--- Start of Data provided ---
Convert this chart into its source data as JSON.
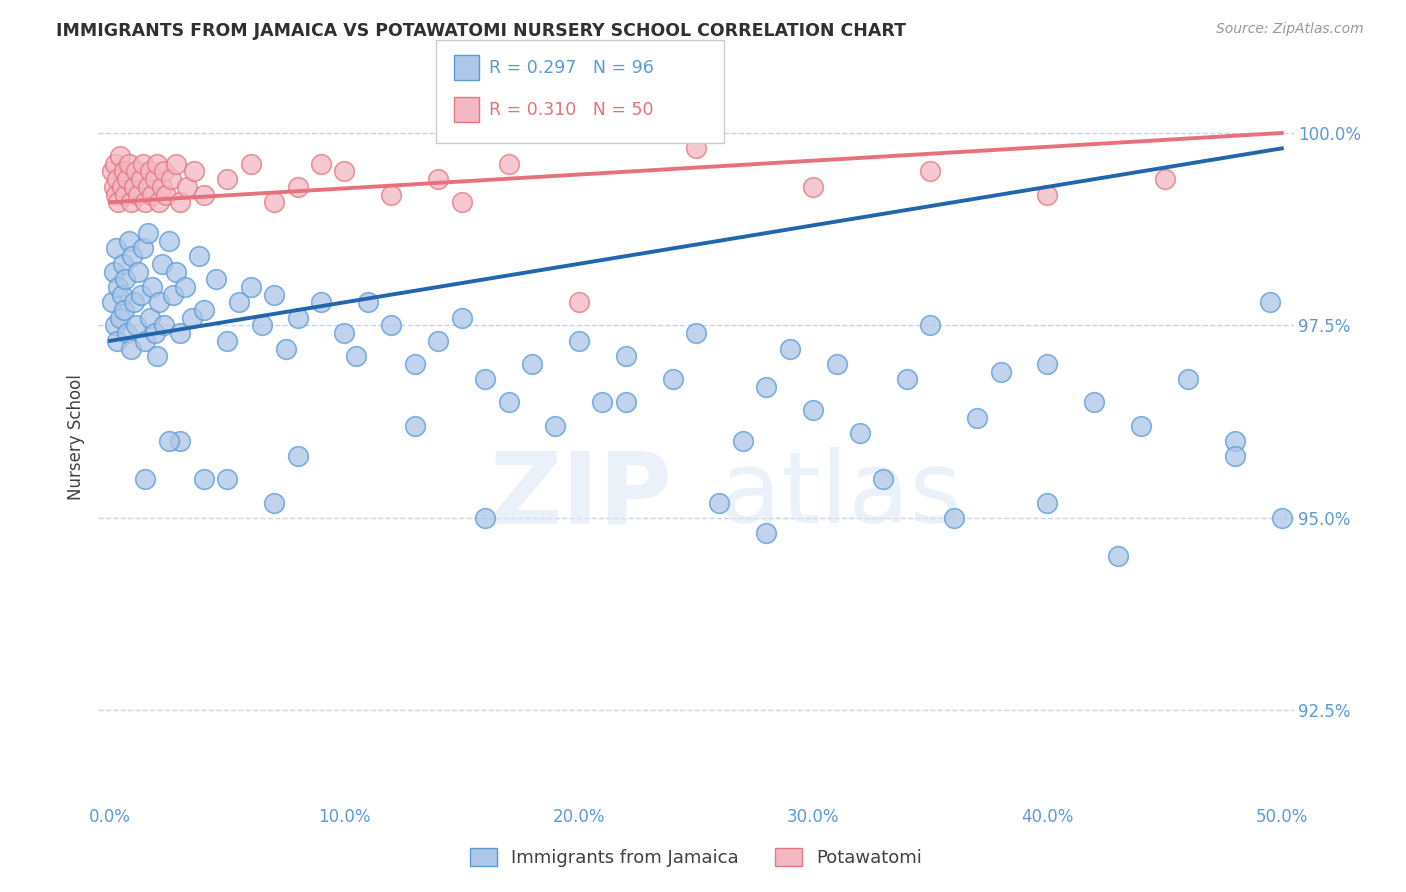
{
  "title": "IMMIGRANTS FROM JAMAICA VS POTAWATOMI NURSERY SCHOOL CORRELATION CHART",
  "source": "Source: ZipAtlas.com",
  "ylabel": "Nursery School",
  "xlim": [
    -0.5,
    50.5
  ],
  "ylim": [
    91.3,
    100.8
  ],
  "yticks": [
    92.5,
    95.0,
    97.5,
    100.0
  ],
  "xticks": [
    0.0,
    10.0,
    20.0,
    30.0,
    40.0,
    50.0
  ],
  "xticklabels": [
    "0.0%",
    "10.0%",
    "20.0%",
    "30.0%",
    "40.0%",
    "50.0%"
  ],
  "yticklabels": [
    "92.5%",
    "95.0%",
    "97.5%",
    "100.0%"
  ],
  "blue_R": 0.297,
  "blue_N": 96,
  "pink_R": 0.31,
  "pink_N": 50,
  "blue_color": "#aec6e8",
  "pink_color": "#f4b8c4",
  "blue_edge_color": "#5b9bd5",
  "pink_edge_color": "#e07880",
  "blue_line_color": "#2166ac",
  "pink_line_color": "#e8707a",
  "blue_scatter_x": [
    0.1,
    0.15,
    0.2,
    0.25,
    0.3,
    0.35,
    0.4,
    0.5,
    0.55,
    0.6,
    0.65,
    0.7,
    0.8,
    0.9,
    0.95,
    1.0,
    1.1,
    1.2,
    1.3,
    1.4,
    1.5,
    1.6,
    1.7,
    1.8,
    1.9,
    2.0,
    2.1,
    2.2,
    2.3,
    2.5,
    2.7,
    2.8,
    3.0,
    3.2,
    3.5,
    3.8,
    4.0,
    4.5,
    5.0,
    5.5,
    6.0,
    6.5,
    7.0,
    7.5,
    8.0,
    9.0,
    10.0,
    10.5,
    11.0,
    12.0,
    13.0,
    14.0,
    15.0,
    16.0,
    17.0,
    18.0,
    19.0,
    20.0,
    21.0,
    22.0,
    24.0,
    25.0,
    27.0,
    28.0,
    29.0,
    30.0,
    31.0,
    32.0,
    34.0,
    35.0,
    37.0,
    38.0,
    40.0,
    42.0,
    44.0,
    46.0,
    48.0,
    49.5
  ],
  "blue_scatter_y": [
    97.8,
    98.2,
    97.5,
    98.5,
    97.3,
    98.0,
    97.6,
    97.9,
    98.3,
    97.7,
    98.1,
    97.4,
    98.6,
    97.2,
    98.4,
    97.8,
    97.5,
    98.2,
    97.9,
    98.5,
    97.3,
    98.7,
    97.6,
    98.0,
    97.4,
    97.1,
    97.8,
    98.3,
    97.5,
    98.6,
    97.9,
    98.2,
    97.4,
    98.0,
    97.6,
    98.4,
    97.7,
    98.1,
    97.3,
    97.8,
    98.0,
    97.5,
    97.9,
    97.2,
    97.6,
    97.8,
    97.4,
    97.1,
    97.8,
    97.5,
    97.0,
    97.3,
    97.6,
    96.8,
    96.5,
    97.0,
    96.2,
    97.3,
    96.5,
    97.1,
    96.8,
    97.4,
    96.0,
    96.7,
    97.2,
    96.4,
    97.0,
    96.1,
    96.8,
    97.5,
    96.3,
    96.9,
    97.0,
    96.5,
    96.2,
    96.8,
    96.0,
    97.8
  ],
  "blue_scatter_x_low": [
    3.0,
    5.0,
    8.0,
    13.0,
    16.0,
    22.0,
    26.0,
    28.0,
    33.0,
    36.0,
    40.0,
    43.0,
    48.0,
    50.0,
    1.5,
    2.5,
    4.0,
    7.0
  ],
  "blue_scatter_y_low": [
    96.0,
    95.5,
    95.8,
    96.2,
    95.0,
    96.5,
    95.2,
    94.8,
    95.5,
    95.0,
    95.2,
    94.5,
    95.8,
    95.0,
    95.5,
    96.0,
    95.5,
    95.2
  ],
  "pink_scatter_x": [
    0.1,
    0.15,
    0.2,
    0.25,
    0.3,
    0.35,
    0.4,
    0.5,
    0.6,
    0.65,
    0.7,
    0.8,
    0.9,
    1.0,
    1.1,
    1.2,
    1.3,
    1.4,
    1.5,
    1.6,
    1.7,
    1.8,
    1.9,
    2.0,
    2.1,
    2.2,
    2.3,
    2.4,
    2.6,
    2.8,
    3.0,
    3.3,
    3.6,
    4.0,
    5.0,
    6.0,
    7.0,
    8.0,
    10.0,
    12.0,
    14.0,
    17.0,
    20.0,
    25.0,
    30.0,
    35.0,
    40.0,
    45.0,
    9.0,
    15.0
  ],
  "pink_scatter_y": [
    99.5,
    99.3,
    99.6,
    99.2,
    99.4,
    99.1,
    99.7,
    99.3,
    99.5,
    99.2,
    99.4,
    99.6,
    99.1,
    99.3,
    99.5,
    99.2,
    99.4,
    99.6,
    99.1,
    99.3,
    99.5,
    99.2,
    99.4,
    99.6,
    99.1,
    99.3,
    99.5,
    99.2,
    99.4,
    99.6,
    99.1,
    99.3,
    99.5,
    99.2,
    99.4,
    99.6,
    99.1,
    99.3,
    99.5,
    99.2,
    99.4,
    99.6,
    97.8,
    99.8,
    99.3,
    99.5,
    99.2,
    99.4,
    99.6,
    99.1
  ],
  "blue_trend_x": [
    0.0,
    50.0
  ],
  "blue_trend_y": [
    97.3,
    99.8
  ],
  "pink_trend_x": [
    0.0,
    50.0
  ],
  "pink_trend_y": [
    99.1,
    100.0
  ],
  "legend_label_blue": "Immigrants from Jamaica",
  "legend_label_pink": "Potawatomi",
  "watermark_zip": "ZIP",
  "watermark_atlas": "atlas",
  "axis_color": "#5b9bd5",
  "grid_color": "#c8d4e8",
  "title_color": "#303030",
  "tick_color": "#5b9bd5"
}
--- End of Data provided ---
## Given instruction
Above are the records; reproduce them exactly and leave out the pictures.

## Task result
Convert this chart into its source data as JSON.
{
  "title": "IMMIGRANTS FROM JAMAICA VS POTAWATOMI NURSERY SCHOOL CORRELATION CHART",
  "source": "Source: ZipAtlas.com",
  "ylabel": "Nursery School",
  "xlim": [
    -0.5,
    50.5
  ],
  "ylim": [
    91.3,
    100.8
  ],
  "yticks": [
    92.5,
    95.0,
    97.5,
    100.0
  ],
  "xticks": [
    0.0,
    10.0,
    20.0,
    30.0,
    40.0,
    50.0
  ],
  "xticklabels": [
    "0.0%",
    "10.0%",
    "20.0%",
    "30.0%",
    "40.0%",
    "50.0%"
  ],
  "yticklabels": [
    "92.5%",
    "95.0%",
    "97.5%",
    "100.0%"
  ],
  "blue_R": 0.297,
  "blue_N": 96,
  "pink_R": 0.31,
  "pink_N": 50,
  "blue_color": "#aec6e8",
  "pink_color": "#f4b8c4",
  "blue_edge_color": "#5b9bd5",
  "pink_edge_color": "#e07880",
  "blue_line_color": "#2166ac",
  "pink_line_color": "#e8707a",
  "blue_scatter_x": [
    0.1,
    0.15,
    0.2,
    0.25,
    0.3,
    0.35,
    0.4,
    0.5,
    0.55,
    0.6,
    0.65,
    0.7,
    0.8,
    0.9,
    0.95,
    1.0,
    1.1,
    1.2,
    1.3,
    1.4,
    1.5,
    1.6,
    1.7,
    1.8,
    1.9,
    2.0,
    2.1,
    2.2,
    2.3,
    2.5,
    2.7,
    2.8,
    3.0,
    3.2,
    3.5,
    3.8,
    4.0,
    4.5,
    5.0,
    5.5,
    6.0,
    6.5,
    7.0,
    7.5,
    8.0,
    9.0,
    10.0,
    10.5,
    11.0,
    12.0,
    13.0,
    14.0,
    15.0,
    16.0,
    17.0,
    18.0,
    19.0,
    20.0,
    21.0,
    22.0,
    24.0,
    25.0,
    27.0,
    28.0,
    29.0,
    30.0,
    31.0,
    32.0,
    34.0,
    35.0,
    37.0,
    38.0,
    40.0,
    42.0,
    44.0,
    46.0,
    48.0,
    49.5
  ],
  "blue_scatter_y": [
    97.8,
    98.2,
    97.5,
    98.5,
    97.3,
    98.0,
    97.6,
    97.9,
    98.3,
    97.7,
    98.1,
    97.4,
    98.6,
    97.2,
    98.4,
    97.8,
    97.5,
    98.2,
    97.9,
    98.5,
    97.3,
    98.7,
    97.6,
    98.0,
    97.4,
    97.1,
    97.8,
    98.3,
    97.5,
    98.6,
    97.9,
    98.2,
    97.4,
    98.0,
    97.6,
    98.4,
    97.7,
    98.1,
    97.3,
    97.8,
    98.0,
    97.5,
    97.9,
    97.2,
    97.6,
    97.8,
    97.4,
    97.1,
    97.8,
    97.5,
    97.0,
    97.3,
    97.6,
    96.8,
    96.5,
    97.0,
    96.2,
    97.3,
    96.5,
    97.1,
    96.8,
    97.4,
    96.0,
    96.7,
    97.2,
    96.4,
    97.0,
    96.1,
    96.8,
    97.5,
    96.3,
    96.9,
    97.0,
    96.5,
    96.2,
    96.8,
    96.0,
    97.8
  ],
  "blue_scatter_x_low": [
    3.0,
    5.0,
    8.0,
    13.0,
    16.0,
    22.0,
    26.0,
    28.0,
    33.0,
    36.0,
    40.0,
    43.0,
    48.0,
    50.0,
    1.5,
    2.5,
    4.0,
    7.0
  ],
  "blue_scatter_y_low": [
    96.0,
    95.5,
    95.8,
    96.2,
    95.0,
    96.5,
    95.2,
    94.8,
    95.5,
    95.0,
    95.2,
    94.5,
    95.8,
    95.0,
    95.5,
    96.0,
    95.5,
    95.2
  ],
  "pink_scatter_x": [
    0.1,
    0.15,
    0.2,
    0.25,
    0.3,
    0.35,
    0.4,
    0.5,
    0.6,
    0.65,
    0.7,
    0.8,
    0.9,
    1.0,
    1.1,
    1.2,
    1.3,
    1.4,
    1.5,
    1.6,
    1.7,
    1.8,
    1.9,
    2.0,
    2.1,
    2.2,
    2.3,
    2.4,
    2.6,
    2.8,
    3.0,
    3.3,
    3.6,
    4.0,
    5.0,
    6.0,
    7.0,
    8.0,
    10.0,
    12.0,
    14.0,
    17.0,
    20.0,
    25.0,
    30.0,
    35.0,
    40.0,
    45.0,
    9.0,
    15.0
  ],
  "pink_scatter_y": [
    99.5,
    99.3,
    99.6,
    99.2,
    99.4,
    99.1,
    99.7,
    99.3,
    99.5,
    99.2,
    99.4,
    99.6,
    99.1,
    99.3,
    99.5,
    99.2,
    99.4,
    99.6,
    99.1,
    99.3,
    99.5,
    99.2,
    99.4,
    99.6,
    99.1,
    99.3,
    99.5,
    99.2,
    99.4,
    99.6,
    99.1,
    99.3,
    99.5,
    99.2,
    99.4,
    99.6,
    99.1,
    99.3,
    99.5,
    99.2,
    99.4,
    99.6,
    97.8,
    99.8,
    99.3,
    99.5,
    99.2,
    99.4,
    99.6,
    99.1
  ],
  "blue_trend_x": [
    0.0,
    50.0
  ],
  "blue_trend_y": [
    97.3,
    99.8
  ],
  "pink_trend_x": [
    0.0,
    50.0
  ],
  "pink_trend_y": [
    99.1,
    100.0
  ],
  "legend_label_blue": "Immigrants from Jamaica",
  "legend_label_pink": "Potawatomi",
  "watermark_zip": "ZIP",
  "watermark_atlas": "atlas",
  "axis_color": "#5b9bd5",
  "grid_color": "#c8d4e8",
  "title_color": "#303030",
  "tick_color": "#5b9bd5"
}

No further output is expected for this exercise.